Set problem
Pick out each line below containing "valid".

--- START OF Provided entries ---

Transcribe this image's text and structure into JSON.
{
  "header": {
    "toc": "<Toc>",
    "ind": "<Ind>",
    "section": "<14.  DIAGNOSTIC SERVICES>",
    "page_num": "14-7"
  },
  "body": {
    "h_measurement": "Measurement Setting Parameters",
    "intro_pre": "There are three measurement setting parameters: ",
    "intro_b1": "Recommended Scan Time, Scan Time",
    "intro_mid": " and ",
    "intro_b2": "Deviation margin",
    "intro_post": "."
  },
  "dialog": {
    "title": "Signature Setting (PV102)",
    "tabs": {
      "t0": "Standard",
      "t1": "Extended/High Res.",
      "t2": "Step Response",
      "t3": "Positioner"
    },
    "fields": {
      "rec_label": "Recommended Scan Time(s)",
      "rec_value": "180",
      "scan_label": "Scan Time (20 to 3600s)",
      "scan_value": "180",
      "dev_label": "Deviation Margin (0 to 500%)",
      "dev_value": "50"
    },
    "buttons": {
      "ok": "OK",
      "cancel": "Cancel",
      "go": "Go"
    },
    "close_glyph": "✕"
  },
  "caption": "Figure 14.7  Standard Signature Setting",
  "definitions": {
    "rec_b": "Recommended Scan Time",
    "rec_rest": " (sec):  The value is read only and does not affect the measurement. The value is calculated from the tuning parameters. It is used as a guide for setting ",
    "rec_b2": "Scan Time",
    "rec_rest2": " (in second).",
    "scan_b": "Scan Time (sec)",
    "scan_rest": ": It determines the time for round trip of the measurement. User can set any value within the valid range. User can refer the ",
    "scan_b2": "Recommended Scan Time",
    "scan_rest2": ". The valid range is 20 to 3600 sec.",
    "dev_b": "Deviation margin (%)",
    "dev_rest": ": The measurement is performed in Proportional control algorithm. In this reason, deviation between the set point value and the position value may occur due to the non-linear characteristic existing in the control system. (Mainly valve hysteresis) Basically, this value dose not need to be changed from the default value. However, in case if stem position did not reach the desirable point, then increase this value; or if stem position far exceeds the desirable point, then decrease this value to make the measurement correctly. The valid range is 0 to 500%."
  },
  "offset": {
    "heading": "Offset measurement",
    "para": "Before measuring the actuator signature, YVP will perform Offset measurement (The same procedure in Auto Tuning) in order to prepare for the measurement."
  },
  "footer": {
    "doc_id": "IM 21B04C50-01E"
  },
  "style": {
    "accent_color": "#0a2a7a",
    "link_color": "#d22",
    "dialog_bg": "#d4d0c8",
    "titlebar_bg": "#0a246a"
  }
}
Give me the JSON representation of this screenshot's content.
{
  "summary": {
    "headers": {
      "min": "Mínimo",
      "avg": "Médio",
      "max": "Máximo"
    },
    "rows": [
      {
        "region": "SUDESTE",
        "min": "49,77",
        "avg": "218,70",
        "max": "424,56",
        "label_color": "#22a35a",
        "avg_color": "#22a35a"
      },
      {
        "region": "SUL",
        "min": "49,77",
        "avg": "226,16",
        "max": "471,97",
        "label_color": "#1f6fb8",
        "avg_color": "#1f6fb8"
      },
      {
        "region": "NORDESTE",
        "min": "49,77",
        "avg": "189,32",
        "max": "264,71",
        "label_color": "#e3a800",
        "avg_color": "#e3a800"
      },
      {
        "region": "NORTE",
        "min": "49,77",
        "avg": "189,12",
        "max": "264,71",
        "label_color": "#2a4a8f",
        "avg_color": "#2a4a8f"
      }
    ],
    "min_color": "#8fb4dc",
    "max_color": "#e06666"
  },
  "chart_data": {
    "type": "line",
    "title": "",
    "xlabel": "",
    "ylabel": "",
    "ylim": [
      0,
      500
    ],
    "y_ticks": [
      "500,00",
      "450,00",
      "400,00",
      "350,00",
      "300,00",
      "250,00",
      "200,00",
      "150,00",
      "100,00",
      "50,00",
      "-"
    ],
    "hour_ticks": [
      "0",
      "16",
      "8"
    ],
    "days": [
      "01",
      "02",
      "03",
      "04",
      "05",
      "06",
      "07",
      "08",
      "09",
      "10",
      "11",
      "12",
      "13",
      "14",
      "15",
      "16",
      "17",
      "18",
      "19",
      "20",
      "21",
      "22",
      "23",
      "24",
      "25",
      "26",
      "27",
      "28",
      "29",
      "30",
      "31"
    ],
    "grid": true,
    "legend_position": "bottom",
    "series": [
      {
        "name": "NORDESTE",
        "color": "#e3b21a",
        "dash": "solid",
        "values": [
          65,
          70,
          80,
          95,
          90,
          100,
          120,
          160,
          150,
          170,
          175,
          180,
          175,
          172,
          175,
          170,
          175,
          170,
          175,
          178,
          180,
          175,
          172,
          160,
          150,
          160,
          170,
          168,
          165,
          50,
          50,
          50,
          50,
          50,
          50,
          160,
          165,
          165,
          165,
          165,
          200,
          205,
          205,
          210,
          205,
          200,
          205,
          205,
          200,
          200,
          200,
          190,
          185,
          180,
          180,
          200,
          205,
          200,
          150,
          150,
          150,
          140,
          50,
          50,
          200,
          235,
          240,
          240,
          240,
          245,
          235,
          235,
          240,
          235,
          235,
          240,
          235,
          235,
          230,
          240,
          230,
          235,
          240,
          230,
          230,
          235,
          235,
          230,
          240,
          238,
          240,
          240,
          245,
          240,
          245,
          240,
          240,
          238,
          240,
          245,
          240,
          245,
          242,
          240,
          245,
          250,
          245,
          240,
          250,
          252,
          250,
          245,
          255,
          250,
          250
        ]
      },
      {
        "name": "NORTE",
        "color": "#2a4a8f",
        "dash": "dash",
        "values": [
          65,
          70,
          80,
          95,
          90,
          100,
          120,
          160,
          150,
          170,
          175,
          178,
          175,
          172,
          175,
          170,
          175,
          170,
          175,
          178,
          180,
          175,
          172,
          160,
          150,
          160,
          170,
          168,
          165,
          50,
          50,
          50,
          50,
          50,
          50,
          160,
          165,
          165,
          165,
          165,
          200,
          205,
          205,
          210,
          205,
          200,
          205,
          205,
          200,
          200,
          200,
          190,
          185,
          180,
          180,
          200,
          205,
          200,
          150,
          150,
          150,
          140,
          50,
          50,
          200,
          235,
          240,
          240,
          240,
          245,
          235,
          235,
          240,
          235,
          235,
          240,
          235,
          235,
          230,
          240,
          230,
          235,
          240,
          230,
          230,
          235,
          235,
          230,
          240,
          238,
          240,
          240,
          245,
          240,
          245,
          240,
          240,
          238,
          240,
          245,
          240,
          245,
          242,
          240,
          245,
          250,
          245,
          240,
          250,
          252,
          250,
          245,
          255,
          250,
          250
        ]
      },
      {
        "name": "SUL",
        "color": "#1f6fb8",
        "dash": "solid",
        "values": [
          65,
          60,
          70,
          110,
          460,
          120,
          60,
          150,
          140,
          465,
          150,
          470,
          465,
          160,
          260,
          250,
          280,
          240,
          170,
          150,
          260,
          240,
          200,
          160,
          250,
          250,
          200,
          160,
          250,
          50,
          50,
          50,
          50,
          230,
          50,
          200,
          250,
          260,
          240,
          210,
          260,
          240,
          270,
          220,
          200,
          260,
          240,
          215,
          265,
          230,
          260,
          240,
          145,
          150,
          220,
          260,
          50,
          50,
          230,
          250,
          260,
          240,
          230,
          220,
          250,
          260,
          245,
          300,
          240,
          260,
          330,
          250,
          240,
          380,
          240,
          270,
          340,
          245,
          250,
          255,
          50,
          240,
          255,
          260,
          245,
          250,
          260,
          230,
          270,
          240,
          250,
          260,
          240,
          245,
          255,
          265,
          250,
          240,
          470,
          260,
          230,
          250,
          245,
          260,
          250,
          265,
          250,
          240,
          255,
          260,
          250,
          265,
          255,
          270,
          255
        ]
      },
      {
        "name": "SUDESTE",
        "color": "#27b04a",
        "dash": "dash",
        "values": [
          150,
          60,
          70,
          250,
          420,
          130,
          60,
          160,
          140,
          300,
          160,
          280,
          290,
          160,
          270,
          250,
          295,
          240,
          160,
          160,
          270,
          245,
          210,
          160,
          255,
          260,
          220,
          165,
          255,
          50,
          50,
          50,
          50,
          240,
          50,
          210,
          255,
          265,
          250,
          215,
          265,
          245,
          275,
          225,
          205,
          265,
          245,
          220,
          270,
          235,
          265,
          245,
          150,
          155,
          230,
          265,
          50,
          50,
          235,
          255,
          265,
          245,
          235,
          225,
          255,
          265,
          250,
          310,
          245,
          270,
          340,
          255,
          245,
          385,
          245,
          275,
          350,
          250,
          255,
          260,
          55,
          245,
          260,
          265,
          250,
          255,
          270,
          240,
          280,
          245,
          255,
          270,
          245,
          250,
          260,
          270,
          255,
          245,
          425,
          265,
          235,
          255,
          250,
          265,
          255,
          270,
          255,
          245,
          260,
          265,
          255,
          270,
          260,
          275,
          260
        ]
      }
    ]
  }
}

--- END OF Provided entries ---

Finished answer
    "scan_rest": ": It determines the time for round trip of the measurement. User can set any value within the valid range. User can refer the ",
    "scan_rest2": ". The valid range is 20 to 3600 sec.",
    "dev_rest": ": The measurement is performed in Proportional control algorithm. In this reason, deviation between the set point value and the position value may occur due to the non-linear characteristic existing in the control system. (Mainly valve hysteresis) Basically, this value dose not need to be changed from the default value. However, in case if stem position did not reach the desirable point, then increase this value; or if stem position far exceeds the desirable point, then decrease this value to make the measurement correctly. The valid range is 0 to 500%."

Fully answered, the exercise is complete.